- _RECORDS FOR THE EXERCISE_:
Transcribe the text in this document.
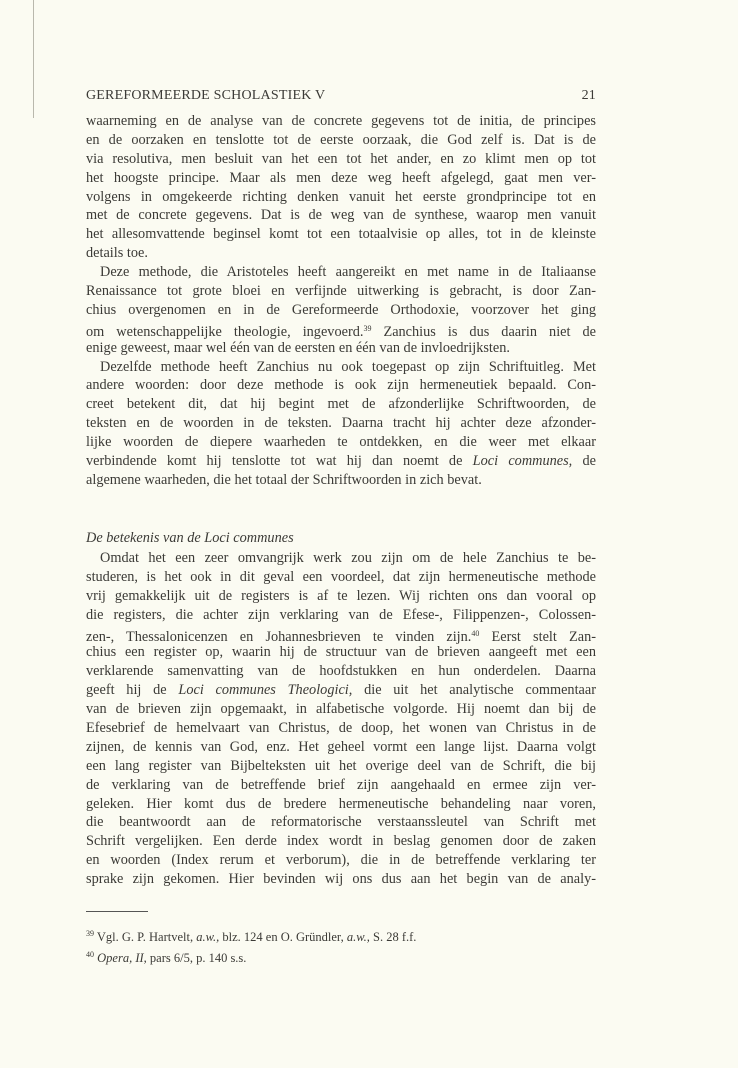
GEREFORMEERDE SCHOLASTIEK V	21
waarneming en de analyse van de concrete gegevens tot de initia, de principes
en de oorzaken en tenslotte tot de eerste oorzaak, die God zelf is. Dat is de
via resolutiva, men besluit van het een tot het ander, en zo klimt men op tot
het hoogste principe. Maar als men deze weg heeft afgelegd, gaat men ver-
volgens in omgekeerde richting denken vanuit het eerste grondprincipe tot en
met de concrete gegevens. Dat is de weg van de synthese, waarop men vanuit
het allesomvattende beginsel komt tot een totaalvisie op alles, tot in de kleinste
details toe.
Deze methode, die Aristoteles heeft aangereikt en met name in de Italiaanse
Renaissance tot grote bloei en verfijnde uitwerking is gebracht, is door Zan-
chius overgenomen en in de Gereformeerde Orthodoxie, voorzover het ging
om wetenschappelijke theologie, ingevoerd.$^{39}$ Zanchius is dus daarin niet de
enige geweest, maar wel één van de eersten en één van de invloedrijksten.
Dezelfde methode heeft Zanchius nu ook toegepast op zijn Schriftuitleg. Met
andere woorden: door deze methode is ook zijn hermeneutiek bepaald. Con-
creet betekent dit, dat hij begint met de afzonderlijke Schriftwoorden, de
teksten en de woorden in de teksten. Daarna tracht hij achter deze afzonder-
lijke woorden de diepere waarheden te ontdekken, en die weer met elkaar
verbindende komt hij tenslotte tot wat hij dan noemt de Loci communes, de
algemene waarheden, die het totaal der Schriftwoorden in zich bevat.
De betekenis van de Loci communes
Omdat het een zeer omvangrijk werk zou zijn om de hele Zanchius te be-
studeren, is het ook in dit geval een voordeel, dat zijn hermeneutische methode
vrij gemakkelijk uit de registers is af te lezen. Wij richten ons dan vooral op
die registers, die achter zijn verklaring van de Efese-, Filippenzen-, Colossen-
zen-, Thessalonicenzen en Johannesbrieven te vinden zijn.$^{40}$ Eerst stelt Zan-
chius een register op, waarin hij de structuur van de brieven aangeeft met een
verklarende samenvatting van de hoofdstukken en hun onderdelen. Daarna
geeft hij de Loci communes Theologici, die uit het analytische commentaar
van de brieven zijn opgemaakt, in alfabetische volgorde. Hij noemt dan bij de
Efesebrief de hemelvaart van Christus, de doop, het wonen van Christus in de
zijnen, de kennis van God, enz. Het geheel vormt een lange lijst. Daarna volgt
een lang register van Bijbelteksten uit het overige deel van de Schrift, die bij
de verklaring van de betreffende brief zijn aangehaald en ermee zijn ver-
geleken. Hier komt dus de bredere hermeneutische behandeling naar voren,
die beantwoordt aan de reformatorische verstaanssleutel van Schrift met
Schrift vergelijken. Een derde index wordt in beslag genomen door de zaken
en woorden (Index rerum et verborum), die in de betreffende verklaring ter
sprake zijn gekomen. Hier bevinden wij ons dus aan het begin van de analy-
$^{39}$ Vgl. G. P. Hartvelt, a.w., blz. 124 en O. Gründler, a.w., S. 28 f.f.
$^{40}$ Opera, II, pars 6/5, p. 140 s.s.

- _TASK BRIEF_:
Print all of the material exactly. Omit pictures.

- _TASK OUTPUT_:
Transcribe the text in this document.
GEREFORMEERDE SCHOLASTIEK V	21
waarneming en de analyse van de concrete gegevens tot de initia, de principes
en de oorzaken en tenslotte tot de eerste oorzaak, die God zelf is. Dat is de
via resolutiva, men besluit van het een tot het ander, en zo klimt men op tot
het hoogste principe. Maar als men deze weg heeft afgelegd, gaat men ver-
volgens in omgekeerde richting denken vanuit het eerste grondprincipe tot en
met de concrete gegevens. Dat is de weg van de synthese, waarop men vanuit
het allesomvattende beginsel komt tot een totaalvisie op alles, tot in de kleinste
details toe.
Deze methode, die Aristoteles heeft aangereikt en met name in de Italiaanse
Renaissance tot grote bloei en verfijnde uitwerking is gebracht, is door Zan-
chius overgenomen en in de Gereformeerde Orthodoxie, voorzover het ging
om wetenschappelijke theologie, ingevoerd.$^{39}$ Zanchius is dus daarin niet de
enige geweest, maar wel één van de eersten en één van de invloedrijksten.
Dezelfde methode heeft Zanchius nu ook toegepast op zijn Schriftuitleg. Met
andere woorden: door deze methode is ook zijn hermeneutiek bepaald. Con-
creet betekent dit, dat hij begint met de afzonderlijke Schriftwoorden, de
teksten en de woorden in de teksten. Daarna tracht hij achter deze afzonder-
lijke woorden de diepere waarheden te ontdekken, en die weer met elkaar
verbindende komt hij tenslotte tot wat hij dan noemt de Loci communes, de
algemene waarheden, die het totaal der Schriftwoorden in zich bevat.
De betekenis van de Loci communes
Omdat het een zeer omvangrijk werk zou zijn om de hele Zanchius te be-
studeren, is het ook in dit geval een voordeel, dat zijn hermeneutische methode
vrij gemakkelijk uit de registers is af te lezen. Wij richten ons dan vooral op
die registers, die achter zijn verklaring van de Efese-, Filippenzen-, Colossen-
zen-, Thessalonicenzen en Johannesbrieven te vinden zijn.$^{40}$ Eerst stelt Zan-
chius een register op, waarin hij de structuur van de brieven aangeeft met een
verklarende samenvatting van de hoofdstukken en hun onderdelen. Daarna
geeft hij de Loci communes Theologici, die uit het analytische commentaar
van de brieven zijn opgemaakt, in alfabetische volgorde. Hij noemt dan bij de
Efesebrief de hemelvaart van Christus, de doop, het wonen van Christus in de
zijnen, de kennis van God, enz. Het geheel vormt een lange lijst. Daarna volgt
een lang register van Bijbelteksten uit het overige deel van de Schrift, die bij
de verklaring van de betreffende brief zijn aangehaald en ermee zijn ver-
geleken. Hier komt dus de bredere hermeneutische behandeling naar voren,
die beantwoordt aan de reformatorische verstaanssleutel van Schrift met
Schrift vergelijken. Een derde index wordt in beslag genomen door de zaken
en woorden (Index rerum et verborum), die in de betreffende verklaring ter
sprake zijn gekomen. Hier bevinden wij ons dus aan het begin van de analy-
$^{39}$ Vgl. G. P. Hartvelt, a.w., blz. 124 en O. Gründler, a.w., S. 28 f.f.
$^{40}$ Opera, II, pars 6/5, p. 140 s.s.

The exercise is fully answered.